*Excerpt from a dataset*.
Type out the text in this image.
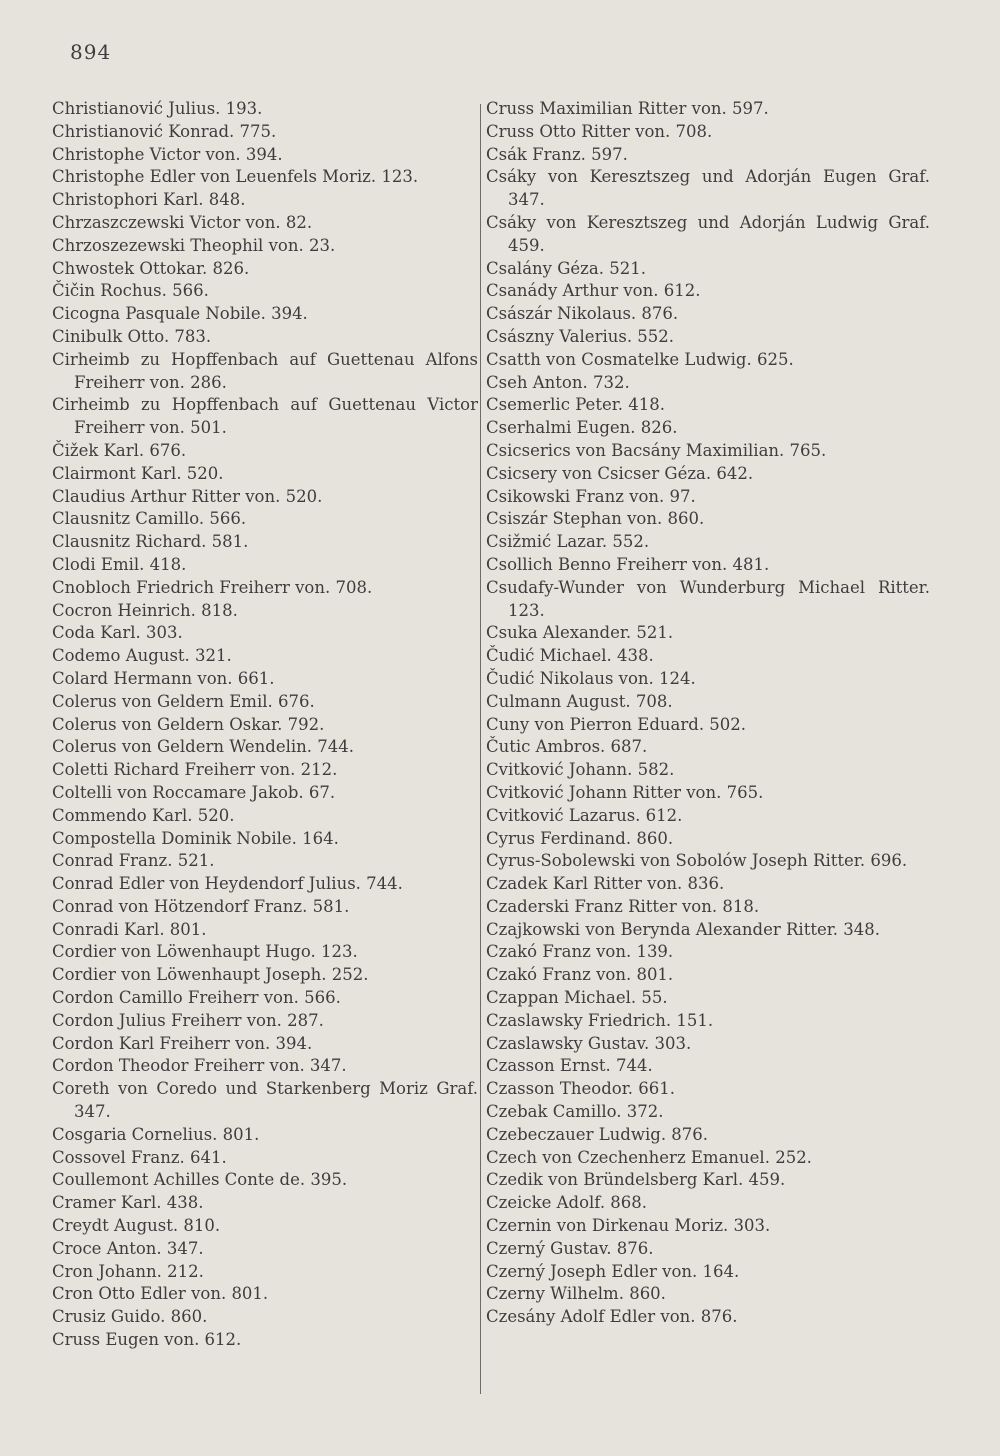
894
Christianović Julius. 193.
Christianović Konrad. 775.
Christophe Victor von. 394.
Christophe Edler von Leuenfels Moriz. 123.
Christophori Karl. 848.
Chrzaszczewski Victor von. 82.
Chrzoszezewski Theophil von. 23.
Chwostek Ottokar. 826.
Čičin Rochus. 566.
Cicogna Pasquale Nobile. 394.
Cinibulk Otto. 783.
Cirheimb zu Hopffenbach auf Guettenau Alfons Freiherr von. 286.
Cirheimb zu Hopffenbach auf Guettenau Victor Freiherr von. 501.
Čižek Karl. 676.
Clairmont Karl. 520.
Claudius Arthur Ritter von. 520.
Clausnitz Camillo. 566.
Clausnitz Richard. 581.
Clodi Emil. 418.
Cnobloch Friedrich Freiherr von. 708.
Cocron Heinrich. 818.
Coda Karl. 303.
Codemo August. 321.
Colard Hermann von. 661.
Colerus von Geldern Emil. 676.
Colerus von Geldern Oskar. 792.
Colerus von Geldern Wendelin. 744.
Coletti Richard Freiherr von. 212.
Coltelli von Roccamare Jakob. 67.
Commendo Karl. 520.
Compostella Dominik Nobile. 164.
Conrad Franz. 521.
Conrad Edler von Heydendorf Julius. 744.
Conrad von Hötzendorf Franz. 581.
Conradi Karl. 801.
Cordier von Löwenhaupt Hugo. 123.
Cordier von Löwenhaupt Joseph. 252.
Cordon Camillo Freiherr von. 566.
Cordon Julius Freiherr von. 287.
Cordon Karl Freiherr von. 394.
Cordon Theodor Freiherr von. 347.
Coreth von Coredo und Starkenberg Moriz Graf. 347.
Cosgaria Cornelius. 801.
Cossovel Franz. 641.
Coullemont Achilles Conte de. 395.
Cramer Karl. 438.
Creydt August. 810.
Croce Anton. 347.
Cron Johann. 212.
Cron Otto Edler von. 801.
Crusiz Guido. 860.
Cruss Eugen von. 612.
Cruss Maximilian Ritter von. 597.
Cruss Otto Ritter von. 708.
Csák Franz. 597.
Csáky von Keresztszeg und Adorján Eugen Graf. 347.
Csáky von Keresztszeg und Adorján Ludwig Graf. 459.
Csalány Géza. 521.
Csanády Arthur von. 612.
Császár Nikolaus. 876.
Császny Valerius. 552.
Csatth von Cosmatelke Ludwig. 625.
Cseh Anton. 732.
Csemerlic Peter. 418.
Cserhalmi Eugen. 826.
Csicserics von Bacsány Maximilian. 765.
Csicsery von Csicser Géza. 642.
Csikowski Franz von. 97.
Csiszár Stephan von. 860.
Csižmić Lazar. 552.
Csollich Benno Freiherr von. 481.
Csudafy-Wunder von Wunderburg Michael Ritter. 123.
Csuka Alexander. 521.
Čudić Michael. 438.
Čudić Nikolaus von. 124.
Culmann August. 708.
Cuny von Pierron Eduard. 502.
Čutic Ambros. 687.
Cvitković Johann. 582.
Cvitković Johann Ritter von. 765.
Cvitković Lazarus. 612.
Cyrus Ferdinand. 860.
Cyrus-Sobolewski von Sobolów Joseph Ritter. 696.
Czadek Karl Ritter von. 836.
Czaderski Franz Ritter von. 818.
Czajkowski von Berynda Alexander Ritter. 348.
Czakó Franz von. 139.
Czakó Franz von. 801.
Czappan Michael. 55.
Czaslawsky Friedrich. 151.
Czaslawsky Gustav. 303.
Czasson Ernst. 744.
Czasson Theodor. 661.
Czebak Camillo. 372.
Czebeczauer Ludwig. 876.
Czech von Czechenherz Emanuel. 252.
Czedik von Bründelsberg Karl. 459.
Czeicke Adolf. 868.
Czernin von Dirkenau Moriz. 303.
Czerný Gustav. 876.
Czerný Joseph Edler von. 164.
Czerny Wilhelm. 860.
Czesány Adolf Edler von. 876.
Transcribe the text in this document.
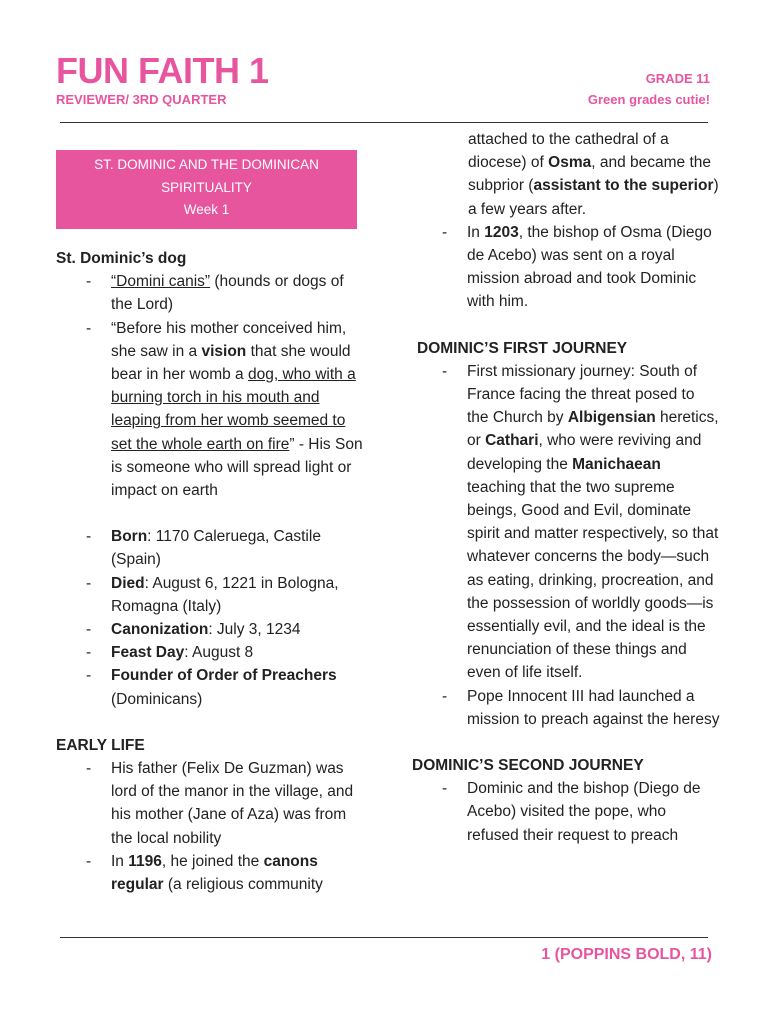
FUN FAITH 1
REVIEWER/ 3RD QUARTER
GRADE 11
Green grades cutie!
ST. DOMINIC AND THE DOMINICAN
SPIRITUALITY
Week 1

St. Dominic’s dog

- “Domini canis” (hounds or dogs of the Lord)
- “Before his mother conceived him, she saw in a vision that she would bear in her womb a dog, who with a burning torch in his mouth and leaping from her womb seemed to set the whole earth on fire” - His Son is someone who will spread light or impact on earth
- Born: 1170 Caleruega, Castile (Spain)
- Died: August 6, 1221 in Bologna, Romagna (Italy)
- Canonization: July 3, 1234
- Feast Day: August 8
- Founder of Order of Preachers (Dominicans)

EARLY LIFE

- His father (Felix De Guzman) was lord of the manor in the village, and his mother (Jane of Aza) was from the local nobility
- In 1196, he joined the canons regular (a religious community
attached to the cathedral of a diocese) of Osma, and became the subprior (assistant to the superior) a few years after.
- In 1203, the bishop of Osma (Diego de Acebo) was sent on a royal mission abroad and took Dominic with him.

DOMINIC’S FIRST JOURNEY

- First missionary journey: South of France facing the threat posed to the Church by Albigensian heretics, or Cathari, who were reviving and developing the Manichaean teaching that the two supreme beings, Good and Evil, dominate spirit and matter respectively, so that whatever concerns the body—such as eating, drinking, procreation, and the possession of worldly goods—is essentially evil, and the ideal is the renunciation of these things and even of life itself.
- Pope Innocent III had launched a mission to preach against the heresy

DOMINIC’S SECOND JOURNEY

- Dominic and the bishop (Diego de Acebo) visited the pope, who refused their request to preach
1 (POPPINS BOLD, 11)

*WRITTEN PROBLEM*.
Leave the pictures out and reproduce all of the records exactly.

*WORKED SOLUTION*.
Type out the text in this image.
894
Christianović Julius. 193.
Christianović Konrad. 775.
Christophe Victor von. 394.
Christophe Edler von Leuenfels Moriz. 123.
Christophori Karl. 848.
Chrzaszczewski Victor von. 82.
Chrzoszezewski Theophil von. 23.
Chwostek Ottokar. 826.
Čičin Rochus. 566.
Cicogna Pasquale Nobile. 394.
Cinibulk Otto. 783.
Cirheimb zu Hopffenbach auf Guettenau Alfons Freiherr von. 286.
Cirheimb zu Hopffenbach auf Guettenau Victor Freiherr von. 501.
Čižek Karl. 676.
Clairmont Karl. 520.
Claudius Arthur Ritter von. 520.
Clausnitz Camillo. 566.
Clausnitz Richard. 581.
Clodi Emil. 418.
Cnobloch Friedrich Freiherr von. 708.
Cocron Heinrich. 818.
Coda Karl. 303.
Codemo August. 321.
Colard Hermann von. 661.
Colerus von Geldern Emil. 676.
Colerus von Geldern Oskar. 792.
Colerus von Geldern Wendelin. 744.
Coletti Richard Freiherr von. 212.
Coltelli von Roccamare Jakob. 67.
Commendo Karl. 520.
Compostella Dominik Nobile. 164.
Conrad Franz. 521.
Conrad Edler von Heydendorf Julius. 744.
Conrad von Hötzendorf Franz. 581.
Conradi Karl. 801.
Cordier von Löwenhaupt Hugo. 123.
Cordier von Löwenhaupt Joseph. 252.
Cordon Camillo Freiherr von. 566.
Cordon Julius Freiherr von. 287.
Cordon Karl Freiherr von. 394.
Cordon Theodor Freiherr von. 347.
Coreth von Coredo und Starkenberg Moriz Graf. 347.
Cosgaria Cornelius. 801.
Cossovel Franz. 641.
Coullemont Achilles Conte de. 395.
Cramer Karl. 438.
Creydt August. 810.
Croce Anton. 347.
Cron Johann. 212.
Cron Otto Edler von. 801.
Crusiz Guido. 860.
Cruss Eugen von. 612.
Cruss Maximilian Ritter von. 597.
Cruss Otto Ritter von. 708.
Csák Franz. 597.
Csáky von Keresztszeg und Adorján Eugen Graf. 347.
Csáky von Keresztszeg und Adorján Ludwig Graf. 459.
Csalány Géza. 521.
Csanády Arthur von. 612.
Császár Nikolaus. 876.
Császny Valerius. 552.
Csatth von Cosmatelke Ludwig. 625.
Cseh Anton. 732.
Csemerlic Peter. 418.
Cserhalmi Eugen. 826.
Csicserics von Bacsány Maximilian. 765.
Csicsery von Csicser Géza. 642.
Csikowski Franz von. 97.
Csiszár Stephan von. 860.
Csižmić Lazar. 552.
Csollich Benno Freiherr von. 481.
Csudafy-Wunder von Wunderburg Michael Ritter. 123.
Csuka Alexander. 521.
Čudić Michael. 438.
Čudić Nikolaus von. 124.
Culmann August. 708.
Cuny von Pierron Eduard. 502.
Čutic Ambros. 687.
Cvitković Johann. 582.
Cvitković Johann Ritter von. 765.
Cvitković Lazarus. 612.
Cyrus Ferdinand. 860.
Cyrus-Sobolewski von Sobolów Joseph Ritter. 696.
Czadek Karl Ritter von. 836.
Czaderski Franz Ritter von. 818.
Czajkowski von Berynda Alexander Ritter. 348.
Czakó Franz von. 139.
Czakó Franz von. 801.
Czappan Michael. 55.
Czaslawsky Friedrich. 151.
Czaslawsky Gustav. 303.
Czasson Ernst. 744.
Czasson Theodor. 661.
Czebak Camillo. 372.
Czebeczauer Ludwig. 876.
Czech von Czechenherz Emanuel. 252.
Czedik von Bründelsberg Karl. 459.
Czeicke Adolf. 868.
Czernin von Dirkenau Moriz. 303.
Czerný Gustav. 876.
Czerný Joseph Edler von. 164.
Czerny Wilhelm. 860.
Czesány Adolf Edler von. 876.
Transcribe the text in this document.
FUN FAITH 1
REVIEWER/ 3RD QUARTER
GRADE 11
Green grades cutie!
ST. DOMINIC AND THE DOMINICAN
SPIRITUALITY
Week 1

St. Dominic’s dog

- “Domini canis” (hounds or dogs of the Lord)
- “Before his mother conceived him, she saw in a vision that she would bear in her womb a dog, who with a burning torch in his mouth and leaping from her womb seemed to set the whole earth on fire” - His Son is someone who will spread light or impact on earth
- Born: 1170 Caleruega, Castile (Spain)
- Died: August 6, 1221 in Bologna, Romagna (Italy)
- Canonization: July 3, 1234
- Feast Day: August 8
- Founder of Order of Preachers (Dominicans)

EARLY LIFE

- His father (Felix De Guzman) was lord of the manor in the village, and his mother (Jane of Aza) was from the local nobility
- In 1196, he joined the canons regular (a religious community
attached to the cathedral of a diocese) of Osma, and became the subprior (assistant to the superior) a few years after.
- In 1203, the bishop of Osma (Diego de Acebo) was sent on a royal mission abroad and took Dominic with him.

DOMINIC’S FIRST JOURNEY

- First missionary journey: South of France facing the threat posed to the Church by Albigensian heretics, or Cathari, who were reviving and developing the Manichaean teaching that the two supreme beings, Good and Evil, dominate spirit and matter respectively, so that whatever concerns the body—such as eating, drinking, procreation, and the possession of worldly goods—is essentially evil, and the ideal is the renunciation of these things and even of life itself.
- Pope Innocent III had launched a mission to preach against the heresy

DOMINIC’S SECOND JOURNEY

- Dominic and the bishop (Diego de Acebo) visited the pope, who refused their request to preach
1 (POPPINS BOLD, 11)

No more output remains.